## Task statement
Each entry must be given again exactly; images do not belong in the copy.
── Recorded data
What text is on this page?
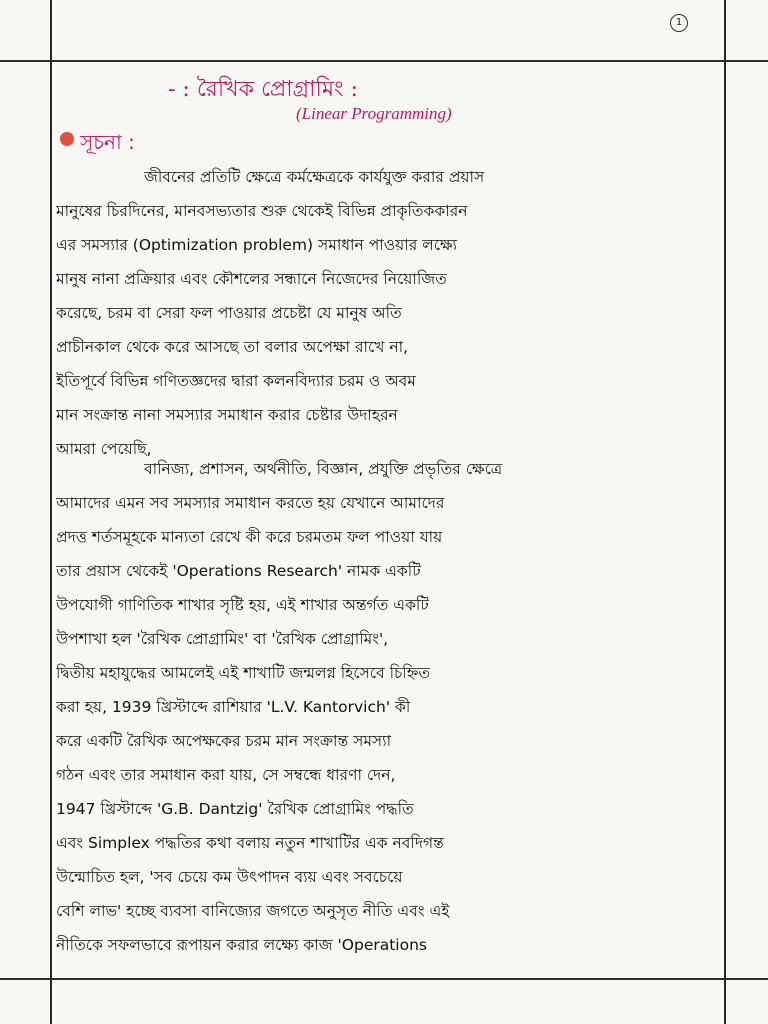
1
- : রৈখিক প্রোগ্রামিং :
(Linear Programming)
সূচনা :
জীবনের প্রতিটি ক্ষেত্রে কর্মক্ষেত্রকে কার্যযুক্ত করার প্রয়াস
মানুষের চিরদিনের, মানবসভ্যতার শুরু থেকেই বিভিন্ন প্রাকৃতিককারন
এর সমস্যার (Optimization problem) সমাধান পাওয়ার লক্ষ্যে
মানুষ নানা প্রক্রিয়ার এবং কৌশলের সন্ধানে নিজেদের নিয়োজিত
করেছে, চরম বা সেরা ফল পাওয়ার প্রচেষ্টা যে মানুষ অতি
প্রাচীনকাল থেকে করে আসছে তা বলার অপেক্ষা রাখে না,
ইতিপূর্বে বিভিন্ন গণিতজ্ঞদের দ্বারা কলনবিদ্যার চরম ও অবম
মান সংক্রান্ত নানা সমস্যার সমাধান করার চেষ্টার উদাহরন
আমরা পেয়েছি,
বানিজ্য, প্রশাসন, অর্থনীতি, বিজ্ঞান, প্রযুক্তি প্রভৃতির ক্ষেত্রে
আমাদের এমন সব সমস্যার সমাধান করতে হয় যেখানে আমাদের
প্রদত্ত শর্তসমূহকে মান্যতা রেখে কী করে চরমতম ফল পাওয়া যায়
তার প্রয়াস থেকেই 'Operations Research' নামক একটি
উপযোগী গাণিতিক শাখার সৃষ্টি হয়, এই শাখার অন্তর্গত একটি
উপশাখা হল 'রৈখিক প্রোগ্রামিং' বা 'রৈখিক প্রোগ্রামিং',
দ্বিতীয় মহাযুদ্ধের আমলেই এই শাখাটি জন্মলগ্ন হিসেবে চিহ্নিত
করা হয়, 1939 খ্রিস্টাব্দে রাশিয়ার 'L.V. Kantorvich' কী
করে একটি রৈখিক অপেক্ষকের চরম মান সংক্রান্ত সমস্যা
গঠন এবং তার সমাধান করা যায়, সে সম্বন্ধে ধারণা দেন,
1947 খ্রিস্টাব্দে 'G.B. Dantzig' রৈখিক প্রোগ্রামিং পদ্ধতি
এবং Simplex পদ্ধতির কথা বলায় নতুন শাখাটির এক নবদিগন্ত
উন্মোচিত হল, 'সব চেয়ে কম উৎপাদন ব্যয় এবং সবচেয়ে
বেশি লাভ' হচ্ছে ব্যবসা বানিজ্যের জগতে অনুসৃত নীতি এবং এই
নীতিকে সফলভাবে রূপায়ন করার লক্ষ্যে কাজ 'Operations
────
## Response below
What text is on this page?
1
- : রৈখিক প্রোগ্রামিং :
(Linear Programming)
সূচনা :
জীবনের প্রতিটি ক্ষেত্রে কর্মক্ষেত্রকে কার্যযুক্ত করার প্রয়াস
মানুষের চিরদিনের, মানবসভ্যতার শুরু থেকেই বিভিন্ন প্রাকৃতিককারন
এর সমস্যার (Optimization problem) সমাধান পাওয়ার লক্ষ্যে
মানুষ নানা প্রক্রিয়ার এবং কৌশলের সন্ধানে নিজেদের নিয়োজিত
করেছে, চরম বা সেরা ফল পাওয়ার প্রচেষ্টা যে মানুষ অতি
প্রাচীনকাল থেকে করে আসছে তা বলার অপেক্ষা রাখে না,
ইতিপূর্বে বিভিন্ন গণিতজ্ঞদের দ্বারা কলনবিদ্যার চরম ও অবম
মান সংক্রান্ত নানা সমস্যার সমাধান করার চেষ্টার উদাহরন
আমরা পেয়েছি,
বানিজ্য, প্রশাসন, অর্থনীতি, বিজ্ঞান, প্রযুক্তি প্রভৃতির ক্ষেত্রে
আমাদের এমন সব সমস্যার সমাধান করতে হয় যেখানে আমাদের
প্রদত্ত শর্তসমূহকে মান্যতা রেখে কী করে চরমতম ফল পাওয়া যায়
তার প্রয়াস থেকেই 'Operations Research' নামক একটি
উপযোগী গাণিতিক শাখার সৃষ্টি হয়, এই শাখার অন্তর্গত একটি
উপশাখা হল 'রৈখিক প্রোগ্রামিং' বা 'রৈখিক প্রোগ্রামিং',
দ্বিতীয় মহাযুদ্ধের আমলেই এই শাখাটি জন্মলগ্ন হিসেবে চিহ্নিত
করা হয়, 1939 খ্রিস্টাব্দে রাশিয়ার 'L.V. Kantorvich' কী
করে একটি রৈখিক অপেক্ষকের চরম মান সংক্রান্ত সমস্যা
গঠন এবং তার সমাধান করা যায়, সে সম্বন্ধে ধারণা দেন,
1947 খ্রিস্টাব্দে 'G.B. Dantzig' রৈখিক প্রোগ্রামিং পদ্ধতি
এবং Simplex পদ্ধতির কথা বলায় নতুন শাখাটির এক নবদিগন্ত
উন্মোচিত হল, 'সব চেয়ে কম উৎপাদন ব্যয় এবং সবচেয়ে
বেশি লাভ' হচ্ছে ব্যবসা বানিজ্যের জগতে অনুসৃত নীতি এবং এই
নীতিকে সফলভাবে রূপায়ন করার লক্ষ্যে কাজ 'Operations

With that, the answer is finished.